BRIEF = Search the records for "label". Copy every line where it appears.

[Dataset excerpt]
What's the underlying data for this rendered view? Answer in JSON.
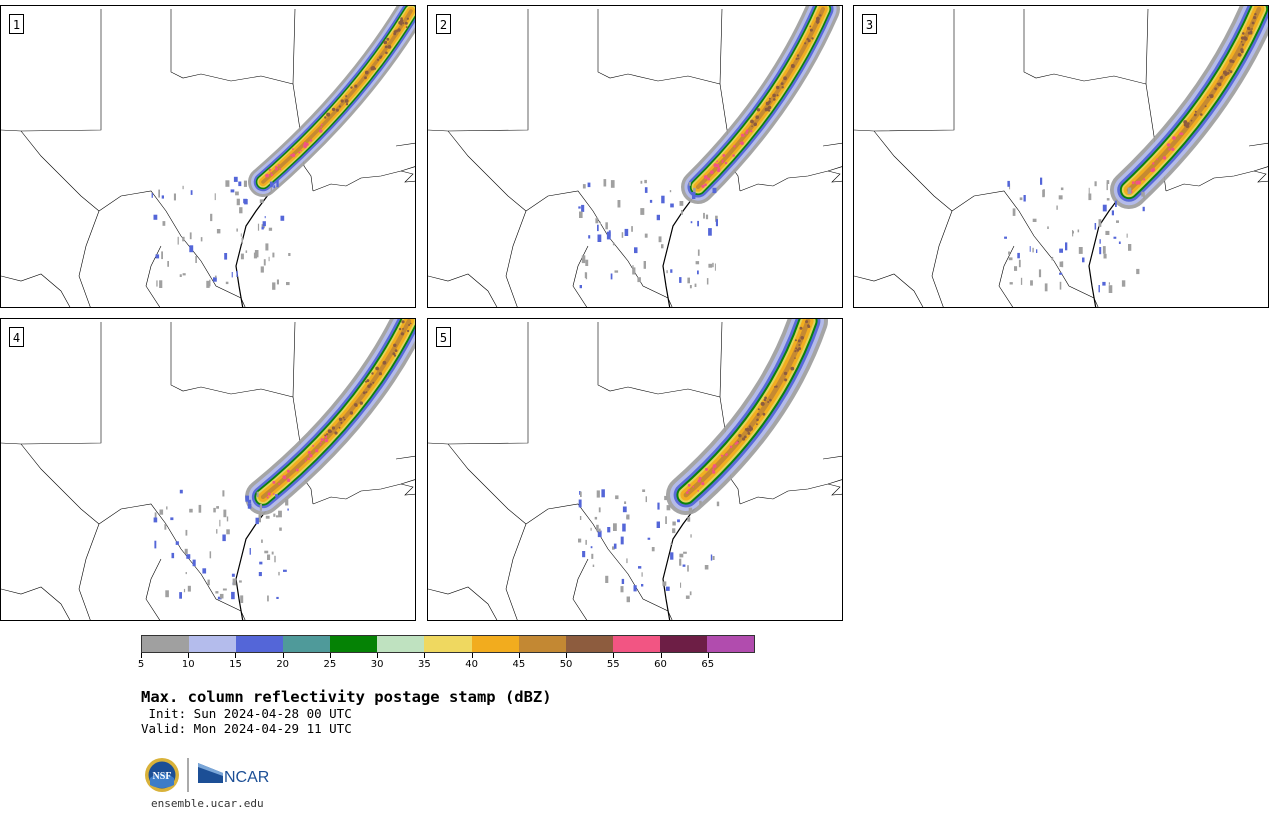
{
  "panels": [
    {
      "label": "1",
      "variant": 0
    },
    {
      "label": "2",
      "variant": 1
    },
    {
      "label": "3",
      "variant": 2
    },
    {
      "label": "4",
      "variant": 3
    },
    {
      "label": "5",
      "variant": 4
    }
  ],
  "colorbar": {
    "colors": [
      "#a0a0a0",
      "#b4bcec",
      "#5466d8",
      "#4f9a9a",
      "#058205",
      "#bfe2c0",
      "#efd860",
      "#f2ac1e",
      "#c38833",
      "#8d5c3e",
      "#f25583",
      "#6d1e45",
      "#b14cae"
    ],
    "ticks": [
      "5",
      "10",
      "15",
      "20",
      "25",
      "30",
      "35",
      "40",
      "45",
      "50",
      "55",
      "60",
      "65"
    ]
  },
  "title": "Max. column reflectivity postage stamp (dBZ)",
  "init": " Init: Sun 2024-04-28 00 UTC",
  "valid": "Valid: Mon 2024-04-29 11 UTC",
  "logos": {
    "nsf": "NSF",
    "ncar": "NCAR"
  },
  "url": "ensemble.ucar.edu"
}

THE COMPLETED TASK =
      "label": "1",
      "label": "2",
      "label": "3",
      "label": "4",
      "label": "5",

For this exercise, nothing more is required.